Given exercise: Go through the data below and gather each line containing "Contains".
**** Source material
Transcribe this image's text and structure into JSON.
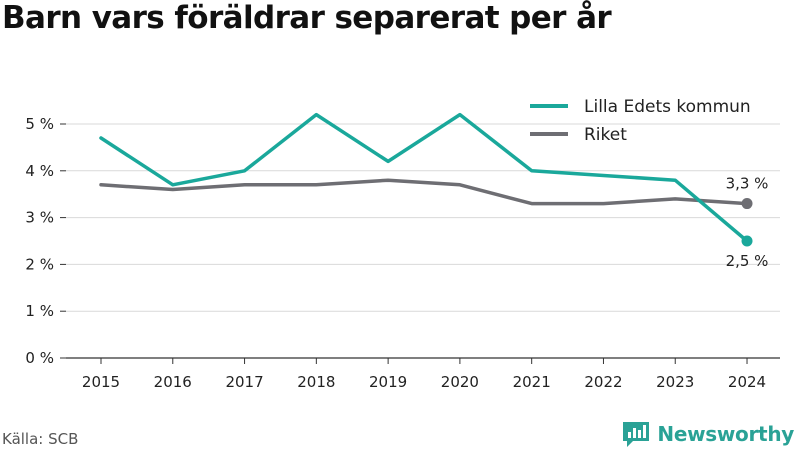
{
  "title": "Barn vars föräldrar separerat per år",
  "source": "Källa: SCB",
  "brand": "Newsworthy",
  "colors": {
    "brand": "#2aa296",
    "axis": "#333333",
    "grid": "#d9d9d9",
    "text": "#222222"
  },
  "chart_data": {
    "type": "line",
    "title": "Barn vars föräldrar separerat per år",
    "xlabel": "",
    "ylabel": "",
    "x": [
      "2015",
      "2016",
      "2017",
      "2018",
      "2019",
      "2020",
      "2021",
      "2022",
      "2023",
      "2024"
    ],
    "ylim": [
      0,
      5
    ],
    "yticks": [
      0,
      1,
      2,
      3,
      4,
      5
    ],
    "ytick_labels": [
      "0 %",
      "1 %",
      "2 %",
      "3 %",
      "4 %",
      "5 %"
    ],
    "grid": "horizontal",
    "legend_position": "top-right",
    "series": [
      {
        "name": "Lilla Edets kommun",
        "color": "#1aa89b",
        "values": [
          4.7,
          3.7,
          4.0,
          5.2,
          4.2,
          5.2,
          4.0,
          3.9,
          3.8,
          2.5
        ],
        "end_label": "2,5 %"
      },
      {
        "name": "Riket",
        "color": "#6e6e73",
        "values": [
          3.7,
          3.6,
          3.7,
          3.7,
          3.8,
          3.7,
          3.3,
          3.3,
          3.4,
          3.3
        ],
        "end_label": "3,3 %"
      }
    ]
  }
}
********
**** Source material
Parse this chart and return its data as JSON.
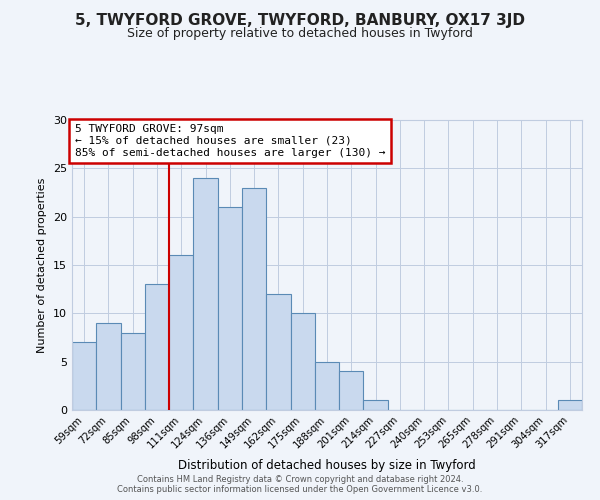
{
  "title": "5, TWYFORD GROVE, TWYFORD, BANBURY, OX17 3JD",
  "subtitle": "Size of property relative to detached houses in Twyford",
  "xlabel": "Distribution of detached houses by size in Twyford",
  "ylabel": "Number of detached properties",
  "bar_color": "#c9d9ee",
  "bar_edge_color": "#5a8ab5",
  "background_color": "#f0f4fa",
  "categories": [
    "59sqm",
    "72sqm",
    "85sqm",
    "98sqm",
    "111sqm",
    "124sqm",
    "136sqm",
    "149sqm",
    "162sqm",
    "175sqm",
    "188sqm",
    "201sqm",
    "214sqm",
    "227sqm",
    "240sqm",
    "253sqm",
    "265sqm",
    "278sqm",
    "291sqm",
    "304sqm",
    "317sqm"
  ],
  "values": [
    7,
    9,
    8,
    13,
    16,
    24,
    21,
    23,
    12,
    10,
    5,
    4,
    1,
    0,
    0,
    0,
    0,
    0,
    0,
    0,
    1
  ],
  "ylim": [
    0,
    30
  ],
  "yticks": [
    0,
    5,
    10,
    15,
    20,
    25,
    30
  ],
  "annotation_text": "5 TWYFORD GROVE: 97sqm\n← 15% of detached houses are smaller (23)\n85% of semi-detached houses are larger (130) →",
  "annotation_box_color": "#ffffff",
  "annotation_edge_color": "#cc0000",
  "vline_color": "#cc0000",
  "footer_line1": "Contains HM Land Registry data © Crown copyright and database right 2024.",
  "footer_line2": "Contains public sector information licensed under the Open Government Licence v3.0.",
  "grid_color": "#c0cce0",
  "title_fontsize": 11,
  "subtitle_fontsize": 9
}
********
Final answer:
  "footer_line1": "Contains HM Land Registry data © Crown copyright and database right 2024.",
  "footer_line2": "Contains public sector information licensed under the Open Government Licence v3.0.",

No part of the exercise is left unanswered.